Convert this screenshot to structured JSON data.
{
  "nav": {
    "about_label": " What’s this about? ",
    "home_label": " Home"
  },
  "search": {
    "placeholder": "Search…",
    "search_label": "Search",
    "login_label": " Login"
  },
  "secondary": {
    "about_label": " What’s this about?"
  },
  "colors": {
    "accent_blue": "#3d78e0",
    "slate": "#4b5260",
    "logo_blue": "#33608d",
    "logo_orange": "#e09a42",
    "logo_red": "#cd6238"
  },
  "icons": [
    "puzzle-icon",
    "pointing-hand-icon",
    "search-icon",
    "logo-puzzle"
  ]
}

+++++

**What the task requires**: Go through the data and return every record exactly.

**Output below**:
Convert this screenshot to structured JSON data.
{
  "nav": {
    "about_label": " What’s this about? ",
    "home_label": " Home"
  },
  "search": {
    "placeholder": "Search…",
    "search_label": "Search",
    "login_label": " Login"
  },
  "secondary": {
    "about_label": " What’s this about?"
  },
  "colors": {
    "accent_blue": "#3d78e0",
    "slate": "#4b5260",
    "logo_blue": "#33608d",
    "logo_orange": "#e09a42",
    "logo_red": "#cd6238"
  },
  "icons": [
    "puzzle-icon",
    "pointing-hand-icon",
    "search-icon",
    "logo-puzzle"
  ]
}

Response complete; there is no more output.